- [Short task 1] Rewrite the part of the Ratigan piece starting with "Hear, hear. Better" and going on through "of roughly 700,000.", changing "reader" to "correspondent".

- [Page]

======

In August 2011, Mr. Ratigan was front and center in The 5 for an epic rant/meltdown: “We’ve got a real problem!… This is a mathematical fact! Tens of trillions of dollars are being extracted from the United States of America… An entire integrated system — financial system, trading system, taxing system — that was created by both parties over a period of two decades is at work on our entire country right now.”
We weren’t 100% certain what he meant, but we were vaguely sympathetic.
Fast-forward to last summer, when we saw he gave up his post. “I’m done with the fighting,” he said. “As long as we engage in a fight with the central government over who the king is going to be, then the status quo corrupt operational machine retains all the power.”
And then he dropped out of sight. Even stopped updating his webpage. Until yesterday.
“It was a three-tour Iraq combat Marine and his war-protester wife who pointed me in a new direction,” he writes. “They were guests on my show last June discussing how they were bootstrapping their way to operate a high-yield hydroponic organic farm that uses 90% less water and produces three times as much food. It was a business that promised to cure food deserts — areas where access to fresh and healthy food is limited – while having the potential to create jobs for thousands of combat veterans.”
He’s relocated to San Diego to work full-time with the business, called Archi’s Acres. “The process alone has restored meaning and purpose in my life, my health and spirit have taken on a renewed vitality…”
Hear, hear. Better than living out the Peter Finch character from Network in real life.
Yeah, here’s his mad-as-hell-and-not-going-to-take-it-anymore moment for old time’s sake (note the worried faces on the crew in the background!)…
“I wrote the note yesterday,” writes a reader from Greece by way of follow-up, “about why Cyprus isn’t demonstrating — and referred to a population of roughly 700,000.
“You changed this to 1.1 million, but this is inaccurate, as the latter reflects the entire population of Cyprus, which includes both the half under Turkish occupation as well as nonvoting immigrants and illegals, which are irrelevant to the issue… FYI. Maybe it’s closer to 750,000… not a big deal, but just for accuracy’s sake.”

======

- [Working data]
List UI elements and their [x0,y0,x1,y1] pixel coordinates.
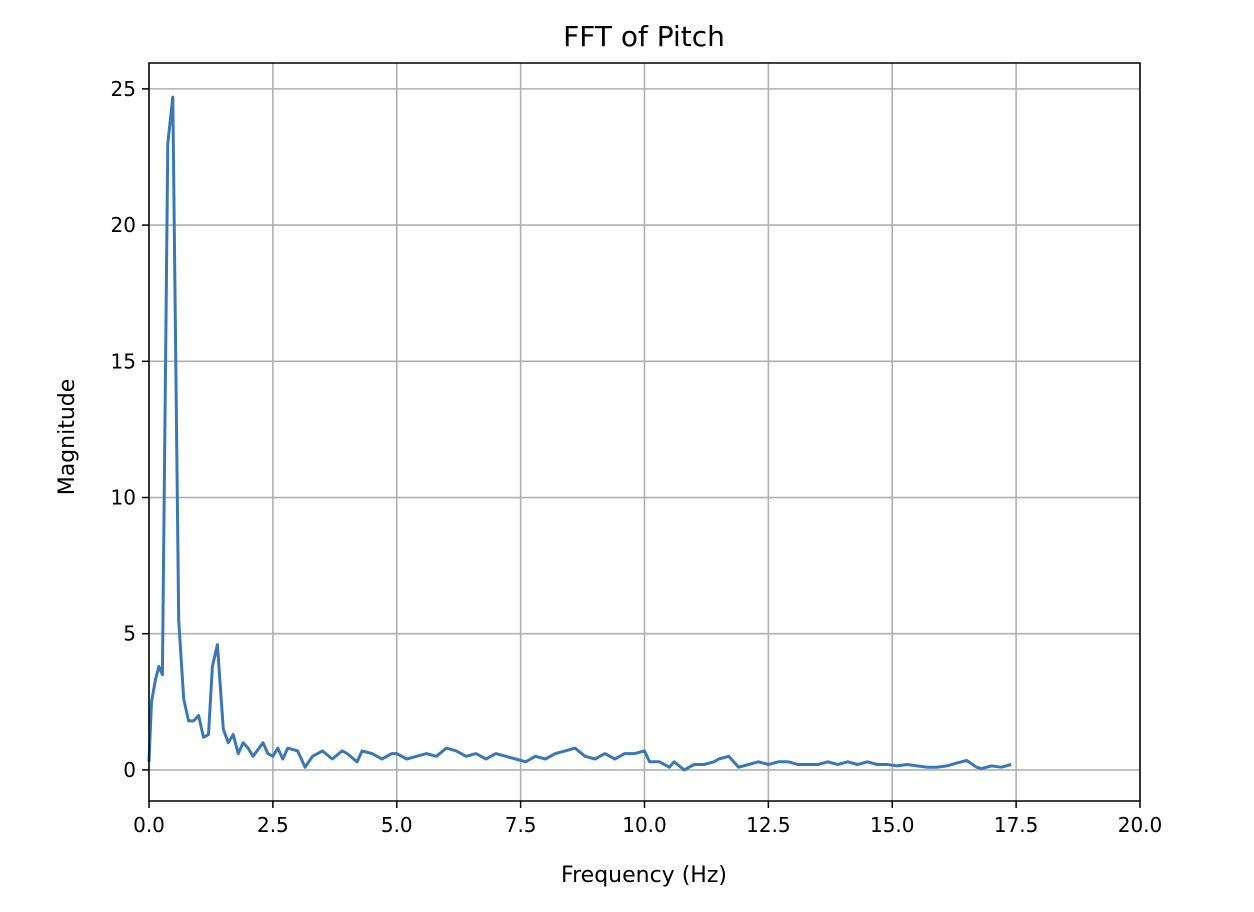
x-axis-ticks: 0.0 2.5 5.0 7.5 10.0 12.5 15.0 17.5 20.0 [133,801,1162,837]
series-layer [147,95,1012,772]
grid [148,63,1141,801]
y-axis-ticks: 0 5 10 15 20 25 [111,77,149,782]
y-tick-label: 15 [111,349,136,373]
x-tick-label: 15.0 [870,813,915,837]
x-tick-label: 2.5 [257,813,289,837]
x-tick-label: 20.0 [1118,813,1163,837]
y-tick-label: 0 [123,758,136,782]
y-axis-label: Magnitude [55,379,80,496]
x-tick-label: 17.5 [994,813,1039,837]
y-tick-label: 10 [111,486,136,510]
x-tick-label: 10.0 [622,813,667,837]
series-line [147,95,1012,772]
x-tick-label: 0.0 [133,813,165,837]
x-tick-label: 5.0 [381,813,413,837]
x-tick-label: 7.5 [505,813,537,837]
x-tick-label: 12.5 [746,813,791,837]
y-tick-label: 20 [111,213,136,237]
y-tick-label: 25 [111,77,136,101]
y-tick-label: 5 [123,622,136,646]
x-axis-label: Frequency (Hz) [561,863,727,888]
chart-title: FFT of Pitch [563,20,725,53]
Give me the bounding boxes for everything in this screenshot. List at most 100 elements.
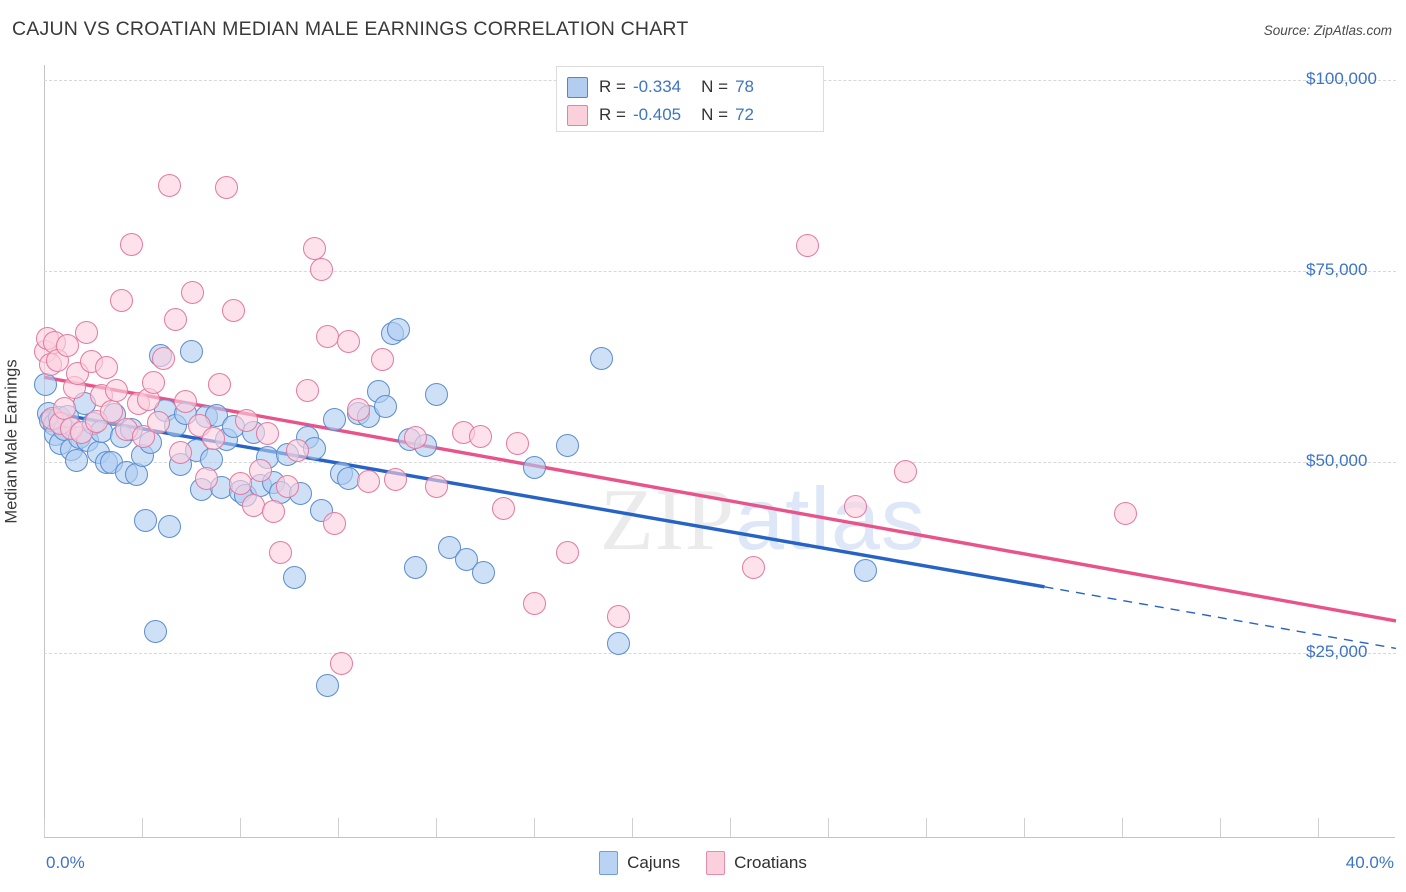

======

- [Short task 2] Copy the lines of the records word for word, starting at the first line of the records and going on through the line with "y-tick-label: 5 [123,622,136,646]". Leave out the pictures.

- [Full response 1]
Hear, hear. Better than living out the Peter Finch character from Network in real life.
Yeah, here’s his mad-as-hell-and-not-going-to-take-it-anymore moment for old time’s sake (note the worried faces on the crew in the background!)…
“I wrote the note yesterday,” writes a correspondent from Greece by way of follow-up, “about why Cyprus isn’t demonstrating — and referred to a population of roughly 700,000.

- [Full response 2]
List UI elements and their [x0,y0,x1,y1] pixel coordinates.
x-axis-ticks: 0.0 2.5 5.0 7.5 10.0 12.5 15.0 17.5 20.0 [133,801,1162,837]
series-layer [147,95,1012,772]
grid [148,63,1141,801]
y-axis-ticks: 0 5 10 15 20 25 [111,77,149,782]
y-tick-label: 15 [111,349,136,373]
x-tick-label: 15.0 [870,813,915,837]
x-tick-label: 2.5 [257,813,289,837]
x-tick-label: 20.0 [1118,813,1163,837]
y-tick-label: 0 [123,758,136,782]
y-axis-label: Magnitude [55,379,80,496]
x-tick-label: 17.5 [994,813,1039,837]
y-tick-label: 10 [111,486,136,510]
x-tick-label: 10.0 [622,813,667,837]
series-line [147,95,1012,772]
x-tick-label: 0.0 [133,813,165,837]
x-tick-label: 5.0 [381,813,413,837]
x-tick-label: 7.5 [505,813,537,837]
x-tick-label: 12.5 [746,813,791,837]
y-tick-label: 20 [111,213,136,237]
y-tick-label: 25 [111,77,136,101]
y-tick-label: 5 [123,622,136,646]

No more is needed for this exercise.